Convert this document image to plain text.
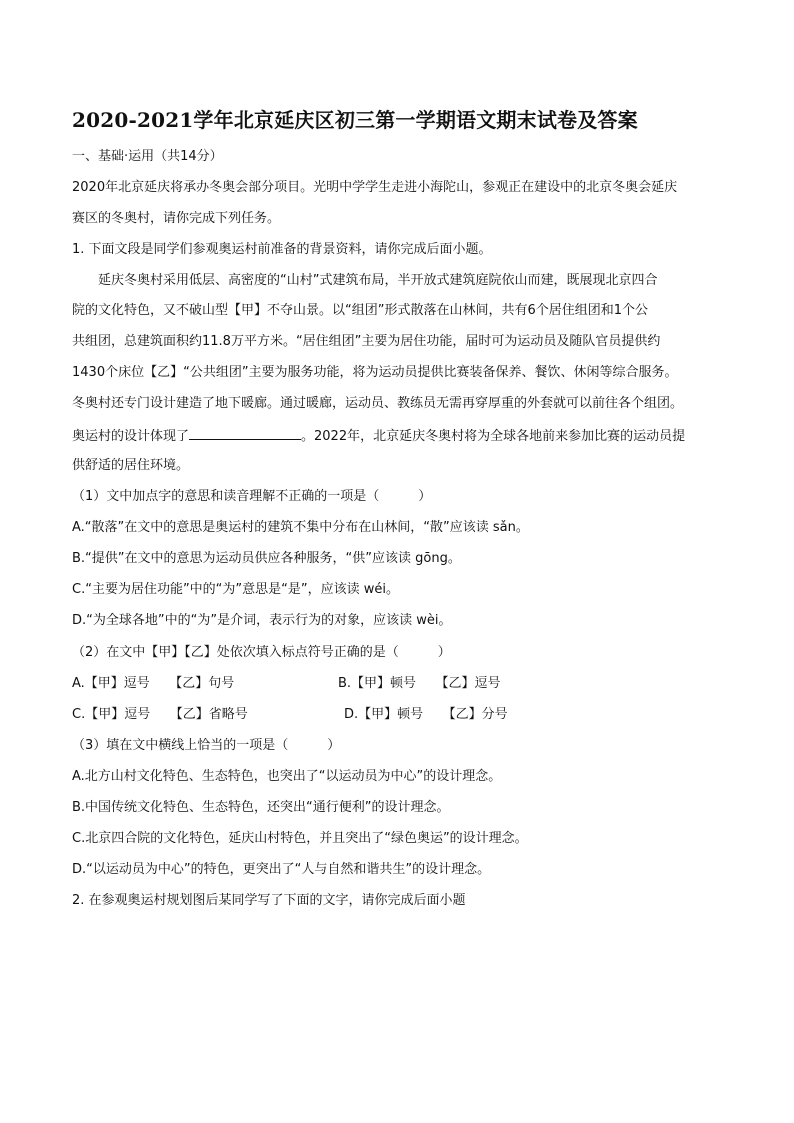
2020-2021学年北京延庆区初三第一学期语文期末试卷及答案
一、基础·运用（共14分）
2020年北京延庆将承办冬奥会部分项目。光明中学学生走进小海陀山，参观正在建设中的北京冬奥会延庆
赛区的冬奥村，请你完成下列任务。
1. 下面文段是同学们参观奥运村前准备的背景资料，请你完成后面小题。
延庆冬奥村采用低层、高密度的“山村”式建筑布局，半开放式建筑庭院依山而建，既展现北京四合
院的文化特色，又不破山型【甲】不夺山景。以“组团”形式散落在山林间，共有6个居住组团和1个公
共组团，总建筑面积约11.8万平方米。“居住组团”主要为居住功能，届时可为运动员及随队官员提供约
1430个床位【乙】“公共组团”主要为服务功能，将为运动员提供比赛装备保养、餐饮、休闲等综合服务。
冬奥村还专门设计建造了地下暖廊。通过暖廊，运动员、教练员无需再穿厚重的外套就可以前往各个组团。
奥运村的设计体现了	。2022年，北京延庆冬奥村将为全球各地前来参加比赛的运动员提
供舒适的居住环境。
（1）文中加点字的意思和读音理解不正确的一项是（　　　）
A.“散落”在文中的意思是奥运村的建筑不集中分布在山林间，“散”应该读 sǎn。
B.“提供”在文中的意思为运动员供应各种服务，“供”应该读 gōng。
C.“主要为居住功能”中的“为”意思是“是”，应该读 wéi。
D.“为全球各地”中的“为”是介词，表示行为的对象，应该读 wèi。
（2）在文中【甲】【乙】处依次填入标点符号正确的是（　　　）
A.【甲】逗号　　【乙】句号	B.【甲】顿号　　【乙】逗号
C.【甲】逗号　　【乙】省略号	D.【甲】顿号　　【乙】分号
（3）填在文中横线上恰当的一项是（　　　）
A.北方山村文化特色、生态特色，也突出了“以运动员为中心”的设计理念。
B.中国传统文化特色、生态特色，还突出“通行便利”的设计理念。
C.北京四合院的文化特色，延庆山村特色，并且突出了“绿色奥运”的设计理念。
D.“以运动员为中心”的特色，更突出了“人与自然和谐共生”的设计理念。
2. 在参观奥运村规划图后某同学写了下面的文字，请你完成后面小题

◆ Do this ◆
Output the material word for word, omitting its pictures.

◆ Correct response ◆
Convert this document image to plain text.
2020-2021学年北京延庆区初三第一学期语文期末试卷及答案
一、基础·运用（共14分）
2020年北京延庆将承办冬奥会部分项目。光明中学学生走进小海陀山，参观正在建设中的北京冬奥会延庆
赛区的冬奥村，请你完成下列任务。
1. 下面文段是同学们参观奥运村前准备的背景资料，请你完成后面小题。
延庆冬奥村采用低层、高密度的“山村”式建筑布局，半开放式建筑庭院依山而建，既展现北京四合
院的文化特色，又不破山型【甲】不夺山景。以“组团”形式散落在山林间，共有6个居住组团和1个公
共组团，总建筑面积约11.8万平方米。“居住组团”主要为居住功能，届时可为运动员及随队官员提供约
1430个床位【乙】“公共组团”主要为服务功能，将为运动员提供比赛装备保养、餐饮、休闲等综合服务。
冬奥村还专门设计建造了地下暖廊。通过暖廊，运动员、教练员无需再穿厚重的外套就可以前往各个组团。
奥运村的设计体现了	。2022年，北京延庆冬奥村将为全球各地前来参加比赛的运动员提
供舒适的居住环境。
（1）文中加点字的意思和读音理解不正确的一项是（　　　）
A.“散落”在文中的意思是奥运村的建筑不集中分布在山林间，“散”应该读 sǎn。
B.“提供”在文中的意思为运动员供应各种服务，“供”应该读 gōng。
C.“主要为居住功能”中的“为”意思是“是”，应该读 wéi。
D.“为全球各地”中的“为”是介词，表示行为的对象，应该读 wèi。
（2）在文中【甲】【乙】处依次填入标点符号正确的是（　　　）
A.【甲】逗号　　【乙】句号	B.【甲】顿号　　【乙】逗号
C.【甲】逗号　　【乙】省略号	D.【甲】顿号　　【乙】分号
（3）填在文中横线上恰当的一项是（　　　）
A.北方山村文化特色、生态特色，也突出了“以运动员为中心”的设计理念。
B.中国传统文化特色、生态特色，还突出“通行便利”的设计理念。
C.北京四合院的文化特色，延庆山村特色，并且突出了“绿色奥运”的设计理念。
D.“以运动员为中心”的特色，更突出了“人与自然和谐共生”的设计理念。
2. 在参观奥运村规划图后某同学写了下面的文字，请你完成后面小题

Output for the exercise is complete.